### Working data:

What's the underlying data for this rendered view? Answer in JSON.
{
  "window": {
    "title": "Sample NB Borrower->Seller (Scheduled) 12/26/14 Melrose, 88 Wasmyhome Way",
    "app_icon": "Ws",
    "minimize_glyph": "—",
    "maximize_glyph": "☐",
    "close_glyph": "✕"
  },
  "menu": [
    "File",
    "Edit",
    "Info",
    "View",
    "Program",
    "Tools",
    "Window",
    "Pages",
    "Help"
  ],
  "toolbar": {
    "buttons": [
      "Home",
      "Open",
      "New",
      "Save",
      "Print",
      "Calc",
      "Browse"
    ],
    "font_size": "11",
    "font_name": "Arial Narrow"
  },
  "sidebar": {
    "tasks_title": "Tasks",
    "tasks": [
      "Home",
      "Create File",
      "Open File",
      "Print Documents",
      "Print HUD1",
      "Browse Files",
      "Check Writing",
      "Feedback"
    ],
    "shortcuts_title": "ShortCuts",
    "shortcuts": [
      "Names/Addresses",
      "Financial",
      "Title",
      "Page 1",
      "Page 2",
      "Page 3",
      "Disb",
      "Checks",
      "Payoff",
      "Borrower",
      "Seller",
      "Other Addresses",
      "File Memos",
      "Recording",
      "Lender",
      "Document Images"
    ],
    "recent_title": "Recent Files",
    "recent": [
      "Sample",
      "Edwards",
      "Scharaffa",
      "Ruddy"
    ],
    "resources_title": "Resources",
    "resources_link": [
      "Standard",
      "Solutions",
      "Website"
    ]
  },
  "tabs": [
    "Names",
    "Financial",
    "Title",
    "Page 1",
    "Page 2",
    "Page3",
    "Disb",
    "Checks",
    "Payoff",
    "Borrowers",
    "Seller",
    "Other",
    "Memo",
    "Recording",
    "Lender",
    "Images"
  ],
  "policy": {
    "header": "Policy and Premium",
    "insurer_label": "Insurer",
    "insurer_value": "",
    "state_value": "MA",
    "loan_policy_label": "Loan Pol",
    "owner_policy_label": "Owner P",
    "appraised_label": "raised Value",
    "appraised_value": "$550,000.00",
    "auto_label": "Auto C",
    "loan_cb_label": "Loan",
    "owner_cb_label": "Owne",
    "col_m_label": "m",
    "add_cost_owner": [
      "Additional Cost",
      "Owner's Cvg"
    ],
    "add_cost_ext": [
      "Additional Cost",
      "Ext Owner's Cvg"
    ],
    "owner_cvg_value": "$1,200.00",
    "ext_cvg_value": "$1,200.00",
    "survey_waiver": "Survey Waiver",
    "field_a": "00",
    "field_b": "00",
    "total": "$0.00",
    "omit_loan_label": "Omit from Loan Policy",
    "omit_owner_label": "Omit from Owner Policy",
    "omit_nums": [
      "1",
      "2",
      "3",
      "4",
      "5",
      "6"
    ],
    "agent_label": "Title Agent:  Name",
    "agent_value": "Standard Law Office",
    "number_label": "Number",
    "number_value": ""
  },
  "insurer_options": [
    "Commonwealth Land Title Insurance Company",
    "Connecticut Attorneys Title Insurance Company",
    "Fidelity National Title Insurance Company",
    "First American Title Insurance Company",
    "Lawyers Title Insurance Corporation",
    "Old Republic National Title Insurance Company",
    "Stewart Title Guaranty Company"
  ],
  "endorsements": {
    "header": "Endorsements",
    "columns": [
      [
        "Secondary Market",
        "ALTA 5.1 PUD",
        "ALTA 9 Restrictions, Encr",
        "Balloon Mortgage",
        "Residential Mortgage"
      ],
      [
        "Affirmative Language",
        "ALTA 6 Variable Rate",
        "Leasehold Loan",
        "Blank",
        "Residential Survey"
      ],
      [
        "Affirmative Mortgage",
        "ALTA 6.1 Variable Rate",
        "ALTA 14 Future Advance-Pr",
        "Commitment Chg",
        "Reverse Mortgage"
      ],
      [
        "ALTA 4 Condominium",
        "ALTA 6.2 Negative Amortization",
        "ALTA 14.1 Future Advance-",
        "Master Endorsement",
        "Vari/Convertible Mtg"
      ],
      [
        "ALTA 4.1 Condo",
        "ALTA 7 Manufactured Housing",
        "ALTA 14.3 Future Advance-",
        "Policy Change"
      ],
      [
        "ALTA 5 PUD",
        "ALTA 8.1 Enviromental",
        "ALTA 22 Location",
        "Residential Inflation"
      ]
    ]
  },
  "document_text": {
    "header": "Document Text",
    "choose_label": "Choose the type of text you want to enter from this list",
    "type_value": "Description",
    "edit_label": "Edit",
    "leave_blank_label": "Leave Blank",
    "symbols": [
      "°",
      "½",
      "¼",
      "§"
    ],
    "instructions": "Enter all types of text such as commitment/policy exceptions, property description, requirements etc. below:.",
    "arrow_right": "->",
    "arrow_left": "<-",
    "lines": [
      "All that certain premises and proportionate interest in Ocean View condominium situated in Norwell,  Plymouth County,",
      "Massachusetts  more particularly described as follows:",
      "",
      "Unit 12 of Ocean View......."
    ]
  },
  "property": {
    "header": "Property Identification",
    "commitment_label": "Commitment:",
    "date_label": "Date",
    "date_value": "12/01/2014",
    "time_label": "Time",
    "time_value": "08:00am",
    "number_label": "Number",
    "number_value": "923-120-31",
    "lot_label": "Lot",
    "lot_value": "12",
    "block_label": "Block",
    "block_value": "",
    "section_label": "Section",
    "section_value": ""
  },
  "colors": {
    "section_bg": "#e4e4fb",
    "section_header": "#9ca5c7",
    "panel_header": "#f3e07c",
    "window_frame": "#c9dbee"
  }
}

### Exercise directions:
Your task is to repeat every line exactly.

### Final answer:
What's the underlying data for this rendered view? Answer in JSON.
{
  "window": {
    "title": "Sample NB Borrower->Seller (Scheduled) 12/26/14 Melrose, 88 Wasmyhome Way",
    "app_icon": "Ws",
    "minimize_glyph": "—",
    "maximize_glyph": "☐",
    "close_glyph": "✕"
  },
  "menu": [
    "File",
    "Edit",
    "Info",
    "View",
    "Program",
    "Tools",
    "Window",
    "Pages",
    "Help"
  ],
  "toolbar": {
    "buttons": [
      "Home",
      "Open",
      "New",
      "Save",
      "Print",
      "Calc",
      "Browse"
    ],
    "font_size": "11",
    "font_name": "Arial Narrow"
  },
  "sidebar": {
    "tasks_title": "Tasks",
    "tasks": [
      "Home",
      "Create File",
      "Open File",
      "Print Documents",
      "Print HUD1",
      "Browse Files",
      "Check Writing",
      "Feedback"
    ],
    "shortcuts_title": "ShortCuts",
    "shortcuts": [
      "Names/Addresses",
      "Financial",
      "Title",
      "Page 1",
      "Page 2",
      "Page 3",
      "Disb",
      "Checks",
      "Payoff",
      "Borrower",
      "Seller",
      "Other Addresses",
      "File Memos",
      "Recording",
      "Lender",
      "Document Images"
    ],
    "recent_title": "Recent Files",
    "recent": [
      "Sample",
      "Edwards",
      "Scharaffa",
      "Ruddy"
    ],
    "resources_title": "Resources",
    "resources_link": [
      "Standard",
      "Solutions",
      "Website"
    ]
  },
  "tabs": [
    "Names",
    "Financial",
    "Title",
    "Page 1",
    "Page 2",
    "Page3",
    "Disb",
    "Checks",
    "Payoff",
    "Borrowers",
    "Seller",
    "Other",
    "Memo",
    "Recording",
    "Lender",
    "Images"
  ],
  "policy": {
    "header": "Policy and Premium",
    "insurer_label": "Insurer",
    "insurer_value": "",
    "state_value": "MA",
    "loan_policy_label": "Loan Pol",
    "owner_policy_label": "Owner P",
    "appraised_label": "raised Value",
    "appraised_value": "$550,000.00",
    "auto_label": "Auto C",
    "loan_cb_label": "Loan",
    "owner_cb_label": "Owne",
    "col_m_label": "m",
    "add_cost_owner": [
      "Additional Cost",
      "Owner's Cvg"
    ],
    "add_cost_ext": [
      "Additional Cost",
      "Ext Owner's Cvg"
    ],
    "owner_cvg_value": "$1,200.00",
    "ext_cvg_value": "$1,200.00",
    "survey_waiver": "Survey Waiver",
    "field_a": "00",
    "field_b": "00",
    "total": "$0.00",
    "omit_loan_label": "Omit from Loan Policy",
    "omit_owner_label": "Omit from Owner Policy",
    "omit_nums": [
      "1",
      "2",
      "3",
      "4",
      "5",
      "6"
    ],
    "agent_label": "Title Agent:  Name",
    "agent_value": "Standard Law Office",
    "number_label": "Number",
    "number_value": ""
  },
  "insurer_options": [
    "Commonwealth Land Title Insurance Company",
    "Connecticut Attorneys Title Insurance Company",
    "Fidelity National Title Insurance Company",
    "First American Title Insurance Company",
    "Lawyers Title Insurance Corporation",
    "Old Republic National Title Insurance Company",
    "Stewart Title Guaranty Company"
  ],
  "endorsements": {
    "header": "Endorsements",
    "columns": [
      [
        "Secondary Market",
        "ALTA 5.1 PUD",
        "ALTA 9 Restrictions, Encr",
        "Balloon Mortgage",
        "Residential Mortgage"
      ],
      [
        "Affirmative Language",
        "ALTA 6 Variable Rate",
        "Leasehold Loan",
        "Blank",
        "Residential Survey"
      ],
      [
        "Affirmative Mortgage",
        "ALTA 6.1 Variable Rate",
        "ALTA 14 Future Advance-Pr",
        "Commitment Chg",
        "Reverse Mortgage"
      ],
      [
        "ALTA 4 Condominium",
        "ALTA 6.2 Negative Amortization",
        "ALTA 14.1 Future Advance-",
        "Master Endorsement",
        "Vari/Convertible Mtg"
      ],
      [
        "ALTA 4.1 Condo",
        "ALTA 7 Manufactured Housing",
        "ALTA 14.3 Future Advance-",
        "Policy Change"
      ],
      [
        "ALTA 5 PUD",
        "ALTA 8.1 Enviromental",
        "ALTA 22 Location",
        "Residential Inflation"
      ]
    ]
  },
  "document_text": {
    "header": "Document Text",
    "choose_label": "Choose the type of text you want to enter from this list",
    "type_value": "Description",
    "edit_label": "Edit",
    "leave_blank_label": "Leave Blank",
    "symbols": [
      "°",
      "½",
      "¼",
      "§"
    ],
    "instructions": "Enter all types of text such as commitment/policy exceptions, property description, requirements etc. below:.",
    "arrow_right": "->",
    "arrow_left": "<-",
    "lines": [
      "All that certain premises and proportionate interest in Ocean View condominium situated in Norwell,  Plymouth County,",
      "Massachusetts  more particularly described as follows:",
      "",
      "Unit 12 of Ocean View......."
    ]
  },
  "property": {
    "header": "Property Identification",
    "commitment_label": "Commitment:",
    "date_label": "Date",
    "date_value": "12/01/2014",
    "time_label": "Time",
    "time_value": "08:00am",
    "number_label": "Number",
    "number_value": "923-120-31",
    "lot_label": "Lot",
    "lot_value": "12",
    "block_label": "Block",
    "block_value": "",
    "section_label": "Section",
    "section_value": ""
  },
  "colors": {
    "section_bg": "#e4e4fb",
    "section_header": "#9ca5c7",
    "panel_header": "#f3e07c",
    "window_frame": "#c9dbee"
  }
}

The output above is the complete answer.